[Stored data]
☆ ☆ ☆

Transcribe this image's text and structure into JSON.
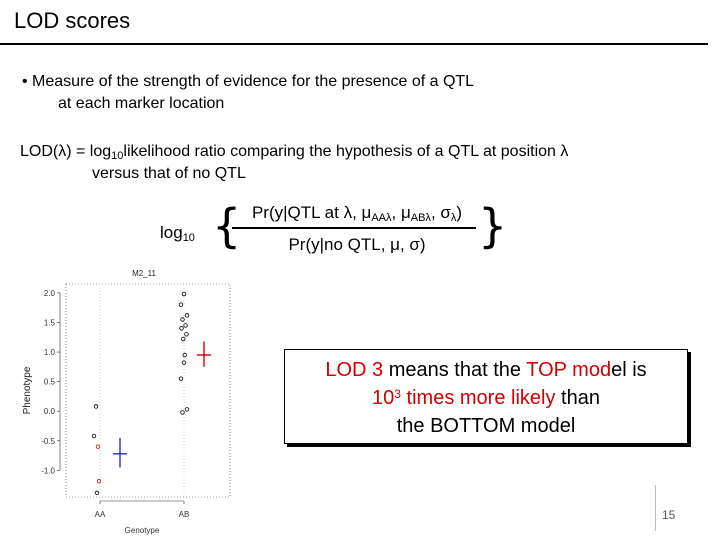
{
  "title": "LOD scores",
  "bullet": {
    "line1": "• Measure of the strength of evidence for the presence of a QTL",
    "line2": "at each marker location"
  },
  "lod_definition": {
    "prefix": "LOD(λ) = log",
    "sub": "10",
    "rest": "likelihood ratio comparing the hypothesis of a QTL at position λ",
    "line2": "versus that of no QTL"
  },
  "formula": {
    "log": "log",
    "log_sub": "10",
    "numerator_text": "Pr(y|QTL at λ, μ",
    "numerator_sub1": "AAλ",
    "numerator_sep": ", μ",
    "numerator_sub2": "ABλ",
    "numerator_sep2": ", σ",
    "numerator_sub3": "λ",
    "numerator_end": ")",
    "denominator": "Pr(y|no QTL, μ, σ)"
  },
  "callout": {
    "part1": "LOD 3",
    "part2": " means that the ",
    "part3": "TOP",
    "part4": " mod",
    "part5": "el is",
    "line2a": "10",
    "line2sup": "3",
    "line2b": " times more likely",
    "line2c": " than",
    "line3": "the BOTTOM model"
  },
  "page_number": "15",
  "chart_data": {
    "type": "scatter",
    "title": "M2_11",
    "xlabel": "Genotype",
    "ylabel": "Phenotype",
    "categories": [
      "AA",
      "AB"
    ],
    "yticks": [
      "-1.0",
      "-0.5",
      "0.0",
      "0.5",
      "1.0",
      "1.5",
      "2.0"
    ],
    "ylim": [
      -1.45,
      2.15
    ],
    "series": [
      {
        "group": "AA",
        "points": [
          {
            "y": 0.08,
            "color": "#000000"
          },
          {
            "y": -0.42,
            "color": "#000000"
          },
          {
            "y": -0.6,
            "color": "#d40000"
          },
          {
            "y": -1.18,
            "color": "#d40000"
          },
          {
            "y": -1.38,
            "color": "#000000"
          }
        ],
        "mean": -0.72,
        "se_low": -0.95,
        "se_high": -0.45,
        "summary_color": "#1a2fbf"
      },
      {
        "group": "AB",
        "points": [
          {
            "y": 1.98,
            "color": "#000000"
          },
          {
            "y": 1.8,
            "color": "#000000"
          },
          {
            "y": 1.62,
            "color": "#000000"
          },
          {
            "y": 1.55,
            "color": "#000000"
          },
          {
            "y": 1.45,
            "color": "#000000"
          },
          {
            "y": 1.4,
            "color": "#000000"
          },
          {
            "y": 1.3,
            "color": "#000000"
          },
          {
            "y": 1.22,
            "color": "#000000"
          },
          {
            "y": 0.95,
            "color": "#000000"
          },
          {
            "y": 0.82,
            "color": "#000000"
          },
          {
            "y": 0.55,
            "color": "#000000"
          },
          {
            "y": 0.03,
            "color": "#000000"
          },
          {
            "y": -0.02,
            "color": "#000000"
          }
        ],
        "mean": 0.95,
        "se_low": 0.75,
        "se_high": 1.18,
        "summary_color": "#d40000"
      }
    ]
  }
}
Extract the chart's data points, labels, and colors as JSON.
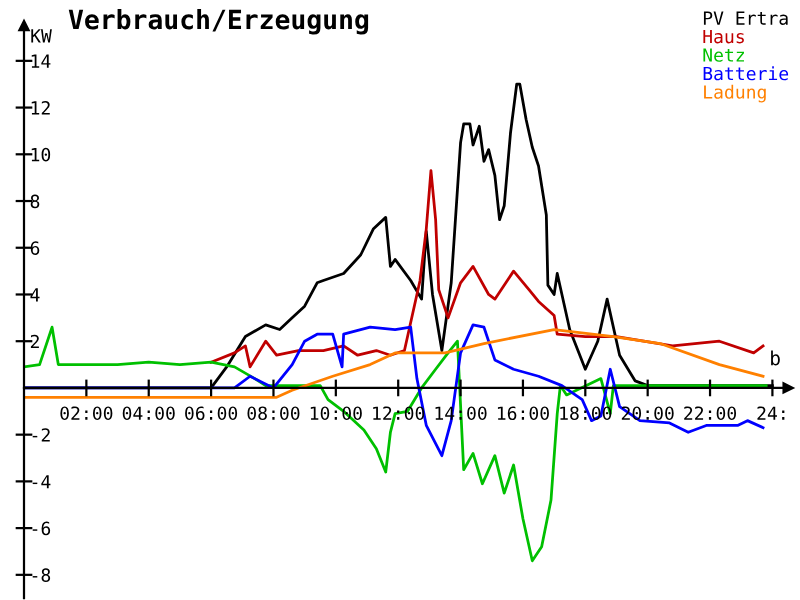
{
  "chart_data": {
    "type": "line",
    "title": "Verbrauch/Erzeugung",
    "ylabel": "KW",
    "xlim": [
      0,
      24.5
    ],
    "ylim": [
      -9,
      15.5
    ],
    "xticks": [
      {
        "value": 2,
        "label": "02:00"
      },
      {
        "value": 4,
        "label": "04:00"
      },
      {
        "value": 6,
        "label": "06:00"
      },
      {
        "value": 8,
        "label": "08:00"
      },
      {
        "value": 10,
        "label": "10:00"
      },
      {
        "value": 12,
        "label": "12:00"
      },
      {
        "value": 14,
        "label": "14:00"
      },
      {
        "value": 16,
        "label": "16:00"
      },
      {
        "value": 18,
        "label": "18:00"
      },
      {
        "value": 20,
        "label": "20:00"
      },
      {
        "value": 22,
        "label": "22:00"
      },
      {
        "value": 24,
        "label": "24:"
      }
    ],
    "yticks": [
      -8,
      -6,
      -4,
      -2,
      2,
      4,
      6,
      8,
      10,
      12,
      14
    ],
    "grid": false,
    "legend": "top right",
    "marker": "none",
    "line_style": "solid",
    "annotations": [
      {
        "text": "b",
        "x": 23.9,
        "y": 0.8
      }
    ],
    "series": [
      {
        "name": "PV Ertra",
        "color": "#000000",
        "x": [
          0,
          6.0,
          6.5,
          7.1,
          7.75,
          8.2,
          8.6,
          9.0,
          9.4,
          9.6,
          10.25,
          10.8,
          11.2,
          11.6,
          11.75,
          11.9,
          12.4,
          12.75,
          12.9,
          13.1,
          13.4,
          13.7,
          14.0,
          14.1,
          14.3,
          14.4,
          14.6,
          14.75,
          14.9,
          15.1,
          15.25,
          15.4,
          15.6,
          15.8,
          15.9,
          16.1,
          16.3,
          16.5,
          16.75,
          16.8,
          17.0,
          17.1,
          17.5,
          18.0,
          18.4,
          18.7,
          19.1,
          19.6,
          20.0,
          24.0
        ],
        "values": [
          0,
          0,
          0.9,
          2.2,
          2.7,
          2.5,
          3.0,
          3.5,
          4.5,
          4.6,
          4.9,
          5.7,
          6.8,
          7.3,
          5.2,
          5.5,
          4.6,
          3.8,
          6.7,
          4.0,
          1.6,
          4.5,
          10.5,
          11.3,
          11.3,
          10.4,
          11.2,
          9.7,
          10.2,
          9.1,
          7.2,
          7.8,
          10.9,
          13.0,
          13.0,
          11.5,
          10.3,
          9.5,
          7.4,
          4.4,
          4.0,
          4.9,
          2.5,
          0.8,
          2.0,
          3.8,
          1.4,
          0.3,
          0.1,
          0.1
        ]
      },
      {
        "name": "Haus",
        "color": "#c00000",
        "x": [
          6.0,
          6.75,
          7.1,
          7.25,
          7.75,
          8.1,
          8.8,
          9.6,
          10.25,
          10.7,
          11.3,
          11.75,
          12.2,
          12.7,
          12.9,
          13.05,
          13.2,
          13.3,
          13.6,
          14.0,
          14.4,
          14.9,
          15.1,
          15.7,
          16.2,
          16.5,
          17.0,
          17.1,
          18.0,
          19.0,
          20.8,
          22.3,
          23.4,
          23.7
        ],
        "values": [
          1.1,
          1.5,
          1.8,
          0.9,
          2.0,
          1.4,
          1.6,
          1.6,
          1.8,
          1.4,
          1.6,
          1.4,
          1.6,
          4.6,
          6.8,
          9.3,
          7.2,
          4.2,
          3.0,
          4.5,
          5.2,
          4.0,
          3.8,
          5.0,
          4.2,
          3.7,
          3.1,
          2.3,
          2.2,
          2.2,
          1.8,
          2.0,
          1.5,
          1.8
        ]
      },
      {
        "name": "Netz",
        "color": "#00c000",
        "x": [
          0,
          0.5,
          0.9,
          1.1,
          2.0,
          3.0,
          4.0,
          5.0,
          6.0,
          6.75,
          7.4,
          7.75,
          9.5,
          9.75,
          10.25,
          10.9,
          11.3,
          11.6,
          11.75,
          11.9,
          12.3,
          12.75,
          13.2,
          13.6,
          13.9,
          14.1,
          14.4,
          14.7,
          15.1,
          15.4,
          15.7,
          16.0,
          16.3,
          16.6,
          16.9,
          17.1,
          17.2,
          17.4,
          18.5,
          18.8,
          18.9,
          23.8
        ],
        "values": [
          0.9,
          1.0,
          2.6,
          1.0,
          1.0,
          1.0,
          1.1,
          1.0,
          1.1,
          0.9,
          0.4,
          0.1,
          0.1,
          -0.5,
          -1.0,
          -1.8,
          -2.6,
          -3.6,
          -1.9,
          -1.1,
          -1.0,
          0.0,
          0.8,
          1.5,
          2.0,
          -3.5,
          -2.8,
          -4.1,
          -2.9,
          -4.5,
          -3.3,
          -5.6,
          -7.4,
          -6.8,
          -4.8,
          -1.1,
          0.1,
          -0.3,
          0.4,
          -1.1,
          0.1,
          0.1
        ]
      },
      {
        "name": "Batterie",
        "color": "#0000ff",
        "x": [
          0,
          6.75,
          7.25,
          8.0,
          8.6,
          9.0,
          9.4,
          9.9,
          10.2,
          10.25,
          11.1,
          11.9,
          12.4,
          12.6,
          12.9,
          13.4,
          13.7,
          14.0,
          14.4,
          14.75,
          15.1,
          15.7,
          16.5,
          17.25,
          17.9,
          18.2,
          18.5,
          18.8,
          19.1,
          19.75,
          20.7,
          21.3,
          21.9,
          22.9,
          23.2,
          23.7
        ],
        "values": [
          0,
          0,
          0.5,
          0,
          1.0,
          2.0,
          2.3,
          2.3,
          0.9,
          2.3,
          2.6,
          2.5,
          2.6,
          0.4,
          -1.6,
          -2.9,
          -1.4,
          1.5,
          2.7,
          2.6,
          1.2,
          0.8,
          0.5,
          0.1,
          -0.5,
          -1.4,
          -1.2,
          0.8,
          -0.8,
          -1.4,
          -1.5,
          -1.9,
          -1.6,
          -1.6,
          -1.4,
          -1.7
        ]
      },
      {
        "name": "Ladung",
        "color": "#ff8000",
        "x": [
          0,
          8.1,
          8.6,
          9.9,
          11.1,
          11.9,
          13.5,
          14.75,
          17.0,
          18.9,
          20.4,
          22.3,
          23.7
        ],
        "values": [
          -0.4,
          -0.4,
          -0.1,
          0.5,
          1.0,
          1.5,
          1.5,
          1.9,
          2.5,
          2.2,
          1.9,
          1.0,
          0.5
        ]
      }
    ]
  }
}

☆ ☆ ☆

Stated goal —
Say how many lines hold the word "title", giving the number and nothing else.

Completed task —
3